▸ **GIVEN INSTRUCTION**: From the listing below, extract every line in which the word "this" appears.
--- BEGIN INPUT ---
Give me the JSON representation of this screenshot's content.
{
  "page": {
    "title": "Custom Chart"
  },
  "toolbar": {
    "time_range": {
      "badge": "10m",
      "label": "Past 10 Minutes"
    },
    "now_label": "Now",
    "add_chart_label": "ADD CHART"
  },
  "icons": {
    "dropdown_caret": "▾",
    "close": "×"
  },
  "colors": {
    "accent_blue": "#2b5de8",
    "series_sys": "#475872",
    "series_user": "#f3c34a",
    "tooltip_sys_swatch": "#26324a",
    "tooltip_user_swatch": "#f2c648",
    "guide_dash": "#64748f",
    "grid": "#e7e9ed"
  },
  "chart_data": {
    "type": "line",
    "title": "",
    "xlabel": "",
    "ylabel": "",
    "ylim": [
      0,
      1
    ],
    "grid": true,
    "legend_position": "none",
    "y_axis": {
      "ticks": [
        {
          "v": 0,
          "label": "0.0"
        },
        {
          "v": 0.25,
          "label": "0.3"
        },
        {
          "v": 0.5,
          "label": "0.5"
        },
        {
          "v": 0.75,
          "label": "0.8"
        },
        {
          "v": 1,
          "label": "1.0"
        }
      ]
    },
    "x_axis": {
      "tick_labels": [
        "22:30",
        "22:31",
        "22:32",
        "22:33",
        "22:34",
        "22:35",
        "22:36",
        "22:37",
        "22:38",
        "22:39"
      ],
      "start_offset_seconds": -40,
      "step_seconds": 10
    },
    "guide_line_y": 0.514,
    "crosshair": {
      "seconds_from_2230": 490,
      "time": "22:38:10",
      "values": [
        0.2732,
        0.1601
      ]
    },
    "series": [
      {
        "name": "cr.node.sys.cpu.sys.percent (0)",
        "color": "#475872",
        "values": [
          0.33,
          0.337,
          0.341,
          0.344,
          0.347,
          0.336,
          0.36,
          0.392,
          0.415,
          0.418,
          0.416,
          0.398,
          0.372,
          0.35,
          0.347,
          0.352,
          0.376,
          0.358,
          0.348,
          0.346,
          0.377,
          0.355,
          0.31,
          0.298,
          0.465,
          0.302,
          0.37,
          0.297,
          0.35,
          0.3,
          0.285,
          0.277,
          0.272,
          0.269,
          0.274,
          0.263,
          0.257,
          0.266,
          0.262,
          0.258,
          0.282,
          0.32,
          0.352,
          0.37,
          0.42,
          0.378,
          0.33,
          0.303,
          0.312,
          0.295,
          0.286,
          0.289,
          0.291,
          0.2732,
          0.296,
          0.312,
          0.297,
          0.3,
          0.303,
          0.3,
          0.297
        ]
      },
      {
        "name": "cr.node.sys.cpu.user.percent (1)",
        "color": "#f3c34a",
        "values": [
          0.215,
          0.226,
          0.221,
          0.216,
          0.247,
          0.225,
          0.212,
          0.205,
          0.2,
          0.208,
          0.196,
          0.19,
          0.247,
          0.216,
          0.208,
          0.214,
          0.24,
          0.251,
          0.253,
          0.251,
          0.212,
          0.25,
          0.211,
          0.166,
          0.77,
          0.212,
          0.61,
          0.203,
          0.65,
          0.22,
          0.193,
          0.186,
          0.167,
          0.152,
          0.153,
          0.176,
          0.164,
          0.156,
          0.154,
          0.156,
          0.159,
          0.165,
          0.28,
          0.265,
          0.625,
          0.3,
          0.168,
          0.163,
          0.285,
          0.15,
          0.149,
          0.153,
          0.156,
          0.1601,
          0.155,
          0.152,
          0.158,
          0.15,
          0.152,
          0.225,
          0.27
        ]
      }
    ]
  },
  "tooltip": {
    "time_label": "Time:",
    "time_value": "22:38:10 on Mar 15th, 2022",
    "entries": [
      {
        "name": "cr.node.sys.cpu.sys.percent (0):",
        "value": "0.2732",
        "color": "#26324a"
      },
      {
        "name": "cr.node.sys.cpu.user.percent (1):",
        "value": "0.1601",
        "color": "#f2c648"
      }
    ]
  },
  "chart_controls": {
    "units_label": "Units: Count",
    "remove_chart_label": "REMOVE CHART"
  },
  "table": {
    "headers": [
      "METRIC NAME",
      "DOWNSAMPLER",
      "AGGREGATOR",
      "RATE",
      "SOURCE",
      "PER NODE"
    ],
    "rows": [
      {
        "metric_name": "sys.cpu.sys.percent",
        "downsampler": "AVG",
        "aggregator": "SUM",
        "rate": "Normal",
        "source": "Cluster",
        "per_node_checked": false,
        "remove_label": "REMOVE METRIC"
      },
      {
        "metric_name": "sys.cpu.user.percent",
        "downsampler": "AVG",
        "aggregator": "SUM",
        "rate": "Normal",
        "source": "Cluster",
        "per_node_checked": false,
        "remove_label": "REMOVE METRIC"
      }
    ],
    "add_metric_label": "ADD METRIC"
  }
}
--- END INPUT ---
--- BEGIN INPUT ---
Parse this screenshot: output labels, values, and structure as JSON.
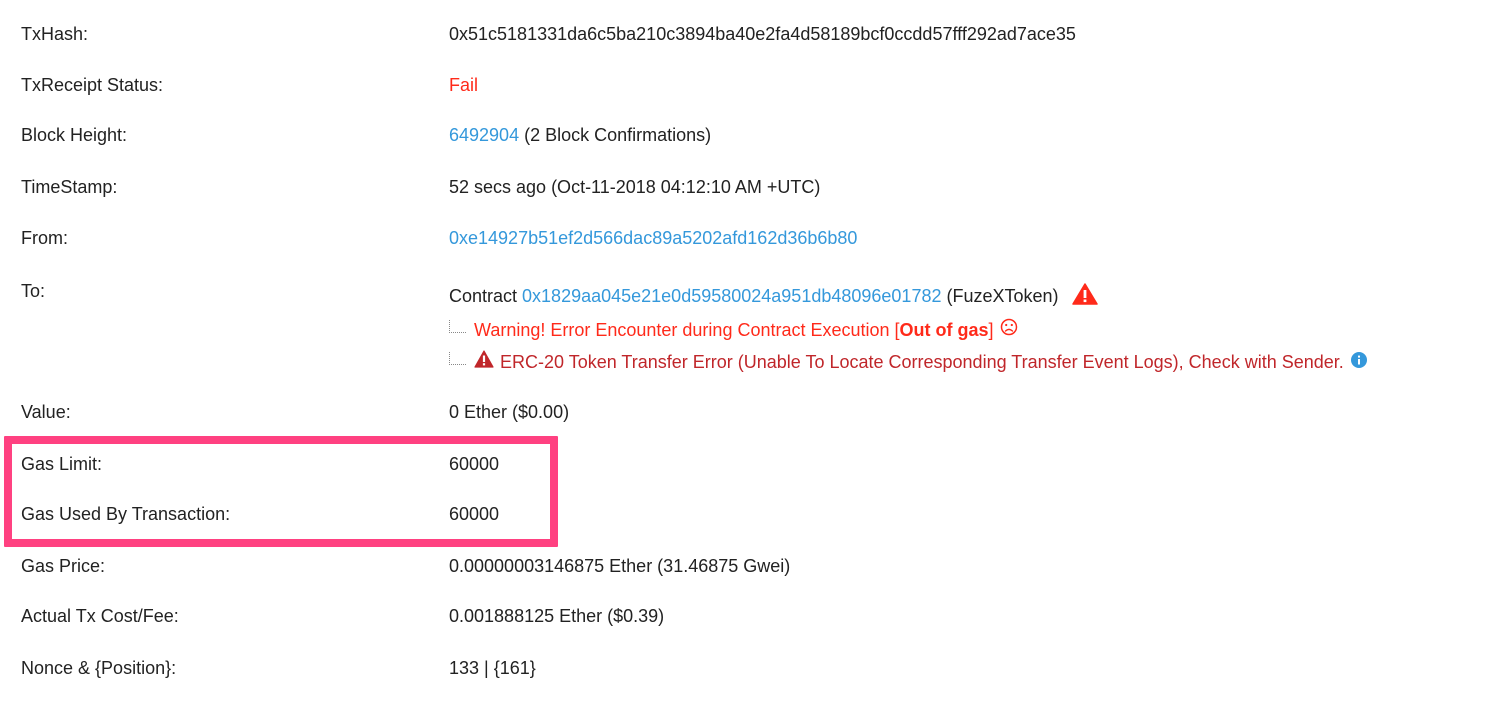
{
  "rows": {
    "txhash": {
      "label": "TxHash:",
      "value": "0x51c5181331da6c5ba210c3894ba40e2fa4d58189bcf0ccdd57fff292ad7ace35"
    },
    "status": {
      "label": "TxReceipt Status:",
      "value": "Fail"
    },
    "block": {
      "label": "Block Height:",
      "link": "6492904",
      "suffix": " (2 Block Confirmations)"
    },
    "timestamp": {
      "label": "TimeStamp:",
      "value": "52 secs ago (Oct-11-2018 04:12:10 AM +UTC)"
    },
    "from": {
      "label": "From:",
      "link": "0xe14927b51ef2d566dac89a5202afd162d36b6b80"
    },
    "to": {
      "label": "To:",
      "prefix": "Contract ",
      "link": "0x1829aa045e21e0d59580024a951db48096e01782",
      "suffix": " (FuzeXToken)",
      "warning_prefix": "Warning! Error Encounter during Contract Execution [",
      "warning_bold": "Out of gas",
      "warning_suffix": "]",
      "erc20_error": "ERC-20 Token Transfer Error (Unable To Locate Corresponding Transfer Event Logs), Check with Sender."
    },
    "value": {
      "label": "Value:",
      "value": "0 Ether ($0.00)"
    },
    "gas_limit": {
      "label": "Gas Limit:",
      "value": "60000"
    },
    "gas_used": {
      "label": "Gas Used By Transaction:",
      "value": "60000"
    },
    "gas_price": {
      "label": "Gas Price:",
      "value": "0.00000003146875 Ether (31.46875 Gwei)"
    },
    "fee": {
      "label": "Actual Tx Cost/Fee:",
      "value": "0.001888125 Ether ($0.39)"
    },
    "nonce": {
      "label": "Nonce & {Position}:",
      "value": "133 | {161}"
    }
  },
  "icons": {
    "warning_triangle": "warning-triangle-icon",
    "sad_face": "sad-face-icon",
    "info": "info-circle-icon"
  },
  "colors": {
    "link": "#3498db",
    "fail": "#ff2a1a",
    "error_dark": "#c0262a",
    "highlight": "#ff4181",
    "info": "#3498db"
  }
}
--- END INPUT ---
▸ **OUTPUT OF THE EXERCISE**:
Give me the JSON representation of this screenshot's content.
Parse this screenshot: output labels, values, and structure as JSON.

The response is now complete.